TASK STATEMENT:
Take the records underneath and set them down exactly.

RECORDS SHOWN:

** Begin **

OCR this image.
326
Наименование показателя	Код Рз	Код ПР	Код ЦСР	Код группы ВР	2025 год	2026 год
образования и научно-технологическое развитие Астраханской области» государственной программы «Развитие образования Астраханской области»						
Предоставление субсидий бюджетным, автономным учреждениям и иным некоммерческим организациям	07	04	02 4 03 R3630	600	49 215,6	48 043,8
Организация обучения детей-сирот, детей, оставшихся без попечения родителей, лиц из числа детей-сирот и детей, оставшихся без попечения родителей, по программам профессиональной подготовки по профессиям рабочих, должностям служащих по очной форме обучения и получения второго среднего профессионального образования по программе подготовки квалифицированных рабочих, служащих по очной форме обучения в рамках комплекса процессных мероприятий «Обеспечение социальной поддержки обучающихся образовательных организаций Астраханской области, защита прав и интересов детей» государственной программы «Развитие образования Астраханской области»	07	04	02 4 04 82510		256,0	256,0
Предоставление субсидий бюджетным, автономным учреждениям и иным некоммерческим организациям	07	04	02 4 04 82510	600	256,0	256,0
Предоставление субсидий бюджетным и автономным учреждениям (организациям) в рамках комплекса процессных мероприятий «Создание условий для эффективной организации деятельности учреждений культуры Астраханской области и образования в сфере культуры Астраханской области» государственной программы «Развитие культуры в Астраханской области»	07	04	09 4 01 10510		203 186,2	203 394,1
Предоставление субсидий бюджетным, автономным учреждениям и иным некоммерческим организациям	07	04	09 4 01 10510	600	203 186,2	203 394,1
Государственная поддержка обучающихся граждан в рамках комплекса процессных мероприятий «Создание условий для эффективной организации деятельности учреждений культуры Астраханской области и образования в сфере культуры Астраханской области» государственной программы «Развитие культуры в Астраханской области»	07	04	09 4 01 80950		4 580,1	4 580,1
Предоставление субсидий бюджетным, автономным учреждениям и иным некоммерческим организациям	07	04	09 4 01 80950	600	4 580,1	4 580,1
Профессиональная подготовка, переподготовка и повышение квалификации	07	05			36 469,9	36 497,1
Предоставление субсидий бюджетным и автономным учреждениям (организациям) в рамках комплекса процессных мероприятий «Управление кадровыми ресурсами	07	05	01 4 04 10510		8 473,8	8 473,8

** End **

REPLY TO THE EXERCISE:
OCR this image.
326
Наименование показателя	Код Рз	Код ПР	Код ЦСР	Код группы ВР	2025 год	2026 год
образования и научно-технологическое развитие Астраханской области» государственной программы «Развитие образования Астраханской области»						
Предоставление субсидий бюджетным, автономным учреждениям и иным некоммерческим организациям	07	04	02 4 03 R3630	600	49 215,6	48 043,8
Организация обучения детей-сирот, детей, оставшихся без попечения родителей, лиц из числа детей-сирот и детей, оставшихся без попечения родителей, по программам профессиональной подготовки по профессиям рабочих, должностям служащих по очной форме обучения и получения второго среднего профессионального образования по программе подготовки квалифицированных рабочих, служащих по очной форме обучения в рамках комплекса процессных мероприятий «Обеспечение социальной поддержки обучающихся образовательных организаций Астраханской области, защита прав и интересов детей» государственной программы «Развитие образования Астраханской области»	07	04	02 4 04 82510		256,0	256,0
Предоставление субсидий бюджетным, автономным учреждениям и иным некоммерческим организациям	07	04	02 4 04 82510	600	256,0	256,0
Предоставление субсидий бюджетным и автономным учреждениям (организациям) в рамках комплекса процессных мероприятий «Создание условий для эффективной организации деятельности учреждений культуры Астраханской области и образования в сфере культуры Астраханской области» государственной программы «Развитие культуры в Астраханской области»	07	04	09 4 01 10510		203 186,2	203 394,1
Предоставление субсидий бюджетным, автономным учреждениям и иным некоммерческим организациям	07	04	09 4 01 10510	600	203 186,2	203 394,1
Государственная поддержка обучающихся граждан в рамках комплекса процессных мероприятий «Создание условий для эффективной организации деятельности учреждений культуры Астраханской области и образования в сфере культуры Астраханской области» государственной программы «Развитие культуры в Астраханской области»	07	04	09 4 01 80950		4 580,1	4 580,1
Предоставление субсидий бюджетным, автономным учреждениям и иным некоммерческим организациям	07	04	09 4 01 80950	600	4 580,1	4 580,1
Профессиональная подготовка, переподготовка и повышение квалификации	07	05			36 469,9	36 497,1
Предоставление субсидий бюджетным и автономным учреждениям (организациям) в рамках комплекса процессных мероприятий «Управление кадровыми ресурсами	07	05	01 4 04 10510		8 473,8	8 473,8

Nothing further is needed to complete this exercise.